PROBLEM TO SOLVE » Copy out each line that mentions the word "JSON".

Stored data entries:

>> BEGIN

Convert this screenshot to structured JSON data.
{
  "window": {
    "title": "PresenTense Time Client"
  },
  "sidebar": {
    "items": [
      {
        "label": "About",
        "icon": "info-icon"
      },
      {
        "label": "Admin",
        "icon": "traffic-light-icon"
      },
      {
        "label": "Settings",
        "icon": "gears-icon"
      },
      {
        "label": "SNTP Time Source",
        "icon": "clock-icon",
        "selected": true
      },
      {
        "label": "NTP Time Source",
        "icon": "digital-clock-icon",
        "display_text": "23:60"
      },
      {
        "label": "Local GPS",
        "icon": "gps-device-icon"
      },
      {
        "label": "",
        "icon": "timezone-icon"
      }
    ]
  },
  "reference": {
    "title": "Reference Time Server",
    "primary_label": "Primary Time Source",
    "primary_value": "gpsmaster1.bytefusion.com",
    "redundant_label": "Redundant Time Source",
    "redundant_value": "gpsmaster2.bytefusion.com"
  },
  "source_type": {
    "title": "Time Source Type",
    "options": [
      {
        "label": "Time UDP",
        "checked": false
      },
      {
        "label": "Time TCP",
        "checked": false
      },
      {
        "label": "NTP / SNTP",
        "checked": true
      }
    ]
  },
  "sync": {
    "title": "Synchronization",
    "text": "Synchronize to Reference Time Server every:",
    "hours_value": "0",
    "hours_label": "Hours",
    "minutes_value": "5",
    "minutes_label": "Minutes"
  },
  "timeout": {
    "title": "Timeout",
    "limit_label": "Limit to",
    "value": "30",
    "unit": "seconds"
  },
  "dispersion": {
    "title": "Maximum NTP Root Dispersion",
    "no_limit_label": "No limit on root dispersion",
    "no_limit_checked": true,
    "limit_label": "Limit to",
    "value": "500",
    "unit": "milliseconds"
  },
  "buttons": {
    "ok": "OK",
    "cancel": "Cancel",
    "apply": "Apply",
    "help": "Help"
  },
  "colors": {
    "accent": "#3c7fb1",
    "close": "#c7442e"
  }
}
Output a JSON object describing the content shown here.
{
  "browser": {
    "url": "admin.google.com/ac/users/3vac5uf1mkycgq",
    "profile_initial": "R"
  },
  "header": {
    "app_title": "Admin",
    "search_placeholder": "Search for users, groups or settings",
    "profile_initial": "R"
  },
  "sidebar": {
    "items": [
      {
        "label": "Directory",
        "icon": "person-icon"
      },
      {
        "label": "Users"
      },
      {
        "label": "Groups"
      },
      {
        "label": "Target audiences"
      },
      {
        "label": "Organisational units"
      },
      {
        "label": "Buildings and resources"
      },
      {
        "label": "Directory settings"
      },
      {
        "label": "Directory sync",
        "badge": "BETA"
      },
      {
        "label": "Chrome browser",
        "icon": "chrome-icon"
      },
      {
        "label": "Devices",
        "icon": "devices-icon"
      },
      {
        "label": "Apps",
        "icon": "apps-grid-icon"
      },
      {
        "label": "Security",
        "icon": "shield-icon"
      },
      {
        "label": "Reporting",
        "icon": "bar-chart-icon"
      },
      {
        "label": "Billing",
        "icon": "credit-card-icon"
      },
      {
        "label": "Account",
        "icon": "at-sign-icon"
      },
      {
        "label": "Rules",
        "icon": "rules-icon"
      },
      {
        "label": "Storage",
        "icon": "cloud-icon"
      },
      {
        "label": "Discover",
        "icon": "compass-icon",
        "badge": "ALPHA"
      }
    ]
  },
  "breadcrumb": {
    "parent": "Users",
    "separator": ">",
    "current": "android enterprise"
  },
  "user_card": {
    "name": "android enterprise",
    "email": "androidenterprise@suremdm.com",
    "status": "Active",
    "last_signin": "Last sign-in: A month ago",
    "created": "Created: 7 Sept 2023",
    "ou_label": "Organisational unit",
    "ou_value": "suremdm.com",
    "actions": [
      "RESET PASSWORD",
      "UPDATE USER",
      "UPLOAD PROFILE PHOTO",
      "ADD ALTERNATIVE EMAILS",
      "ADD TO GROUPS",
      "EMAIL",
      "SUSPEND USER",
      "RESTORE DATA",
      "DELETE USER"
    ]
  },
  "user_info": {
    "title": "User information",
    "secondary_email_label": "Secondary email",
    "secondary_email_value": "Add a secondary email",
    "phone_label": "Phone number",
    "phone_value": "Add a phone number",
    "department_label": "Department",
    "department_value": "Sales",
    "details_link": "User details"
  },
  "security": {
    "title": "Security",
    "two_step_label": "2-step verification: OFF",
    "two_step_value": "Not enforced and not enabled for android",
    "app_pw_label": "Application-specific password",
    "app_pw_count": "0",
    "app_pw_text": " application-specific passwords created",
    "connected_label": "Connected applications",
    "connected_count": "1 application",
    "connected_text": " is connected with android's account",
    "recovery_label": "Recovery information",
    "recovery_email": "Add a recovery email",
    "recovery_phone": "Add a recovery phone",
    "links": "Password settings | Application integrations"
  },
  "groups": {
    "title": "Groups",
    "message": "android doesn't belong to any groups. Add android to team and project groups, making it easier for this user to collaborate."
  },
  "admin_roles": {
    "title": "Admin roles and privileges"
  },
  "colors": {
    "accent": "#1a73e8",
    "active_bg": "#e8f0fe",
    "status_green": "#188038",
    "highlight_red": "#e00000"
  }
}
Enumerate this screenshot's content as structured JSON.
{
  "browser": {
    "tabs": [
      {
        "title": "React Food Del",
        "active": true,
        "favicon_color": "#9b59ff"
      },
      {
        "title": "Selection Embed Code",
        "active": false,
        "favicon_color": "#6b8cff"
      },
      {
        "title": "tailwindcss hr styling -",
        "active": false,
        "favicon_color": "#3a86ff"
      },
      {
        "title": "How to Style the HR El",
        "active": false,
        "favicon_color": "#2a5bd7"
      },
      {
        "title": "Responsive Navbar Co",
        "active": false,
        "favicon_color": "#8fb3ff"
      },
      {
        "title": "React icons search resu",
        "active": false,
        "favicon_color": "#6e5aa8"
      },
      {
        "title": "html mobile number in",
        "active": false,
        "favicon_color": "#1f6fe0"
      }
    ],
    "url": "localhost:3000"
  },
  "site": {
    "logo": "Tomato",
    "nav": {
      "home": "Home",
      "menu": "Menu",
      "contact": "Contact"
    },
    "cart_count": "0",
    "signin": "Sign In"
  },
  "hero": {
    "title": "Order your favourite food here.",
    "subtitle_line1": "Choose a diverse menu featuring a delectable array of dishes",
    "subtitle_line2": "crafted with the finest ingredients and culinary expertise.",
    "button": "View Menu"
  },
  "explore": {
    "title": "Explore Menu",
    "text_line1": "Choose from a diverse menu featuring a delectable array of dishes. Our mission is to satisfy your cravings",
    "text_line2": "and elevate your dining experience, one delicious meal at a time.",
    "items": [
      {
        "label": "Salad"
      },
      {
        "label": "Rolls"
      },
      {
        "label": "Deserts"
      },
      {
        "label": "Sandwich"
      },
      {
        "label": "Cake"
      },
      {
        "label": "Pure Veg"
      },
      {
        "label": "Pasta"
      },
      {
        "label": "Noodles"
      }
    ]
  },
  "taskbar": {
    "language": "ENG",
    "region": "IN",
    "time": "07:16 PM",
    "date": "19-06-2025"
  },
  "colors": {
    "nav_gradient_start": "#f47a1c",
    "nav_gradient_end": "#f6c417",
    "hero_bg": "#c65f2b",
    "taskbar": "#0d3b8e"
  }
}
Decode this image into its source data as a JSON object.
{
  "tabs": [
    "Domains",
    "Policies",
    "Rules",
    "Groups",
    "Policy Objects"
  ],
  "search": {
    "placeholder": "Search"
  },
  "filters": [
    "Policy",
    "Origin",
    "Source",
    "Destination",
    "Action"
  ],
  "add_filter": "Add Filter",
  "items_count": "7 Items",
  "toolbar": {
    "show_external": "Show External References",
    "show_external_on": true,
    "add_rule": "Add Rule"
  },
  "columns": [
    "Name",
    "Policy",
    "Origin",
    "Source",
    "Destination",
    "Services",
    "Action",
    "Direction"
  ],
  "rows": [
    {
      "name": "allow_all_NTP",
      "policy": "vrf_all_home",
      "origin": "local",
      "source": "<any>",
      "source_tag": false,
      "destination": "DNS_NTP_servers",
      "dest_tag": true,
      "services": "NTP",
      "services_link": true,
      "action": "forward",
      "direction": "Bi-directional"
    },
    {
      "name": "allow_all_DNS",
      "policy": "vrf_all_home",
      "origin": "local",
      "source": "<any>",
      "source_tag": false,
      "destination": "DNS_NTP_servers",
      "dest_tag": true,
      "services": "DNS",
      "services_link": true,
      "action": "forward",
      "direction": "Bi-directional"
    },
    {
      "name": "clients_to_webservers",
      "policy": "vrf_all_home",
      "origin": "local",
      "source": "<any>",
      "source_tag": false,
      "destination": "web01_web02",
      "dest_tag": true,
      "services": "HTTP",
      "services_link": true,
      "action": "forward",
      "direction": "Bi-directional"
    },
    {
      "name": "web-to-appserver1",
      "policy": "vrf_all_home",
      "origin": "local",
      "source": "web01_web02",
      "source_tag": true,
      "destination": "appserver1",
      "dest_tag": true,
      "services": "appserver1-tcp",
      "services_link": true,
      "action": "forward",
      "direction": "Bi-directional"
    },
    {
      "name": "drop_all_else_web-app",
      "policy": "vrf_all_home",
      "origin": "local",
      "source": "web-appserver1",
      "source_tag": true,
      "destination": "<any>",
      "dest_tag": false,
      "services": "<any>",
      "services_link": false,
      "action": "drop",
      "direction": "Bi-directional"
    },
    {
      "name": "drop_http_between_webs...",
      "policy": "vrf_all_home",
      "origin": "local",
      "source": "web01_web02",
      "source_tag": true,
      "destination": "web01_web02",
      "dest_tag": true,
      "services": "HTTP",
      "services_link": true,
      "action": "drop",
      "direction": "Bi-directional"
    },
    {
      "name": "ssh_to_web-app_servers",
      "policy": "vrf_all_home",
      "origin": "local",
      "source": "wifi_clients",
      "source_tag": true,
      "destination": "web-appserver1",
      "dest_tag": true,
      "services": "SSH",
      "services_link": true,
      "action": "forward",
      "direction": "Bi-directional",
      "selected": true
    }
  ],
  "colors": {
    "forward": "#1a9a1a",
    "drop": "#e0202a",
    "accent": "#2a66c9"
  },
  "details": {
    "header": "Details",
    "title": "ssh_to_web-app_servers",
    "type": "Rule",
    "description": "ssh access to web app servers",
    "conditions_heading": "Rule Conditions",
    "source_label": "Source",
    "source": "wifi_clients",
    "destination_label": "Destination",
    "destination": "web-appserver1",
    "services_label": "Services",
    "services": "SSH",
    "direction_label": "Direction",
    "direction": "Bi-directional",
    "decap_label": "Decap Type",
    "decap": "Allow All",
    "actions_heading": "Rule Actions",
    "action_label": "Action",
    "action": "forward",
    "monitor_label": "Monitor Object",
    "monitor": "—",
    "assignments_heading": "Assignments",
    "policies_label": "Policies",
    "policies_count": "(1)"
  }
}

>> END

THE OUTPUT »
Convert this screenshot to structured JSON data.
Output a JSON object describing the content shown here.
Enumerate this screenshot's content as structured JSON.
Decode this image into its source data as a JSON object.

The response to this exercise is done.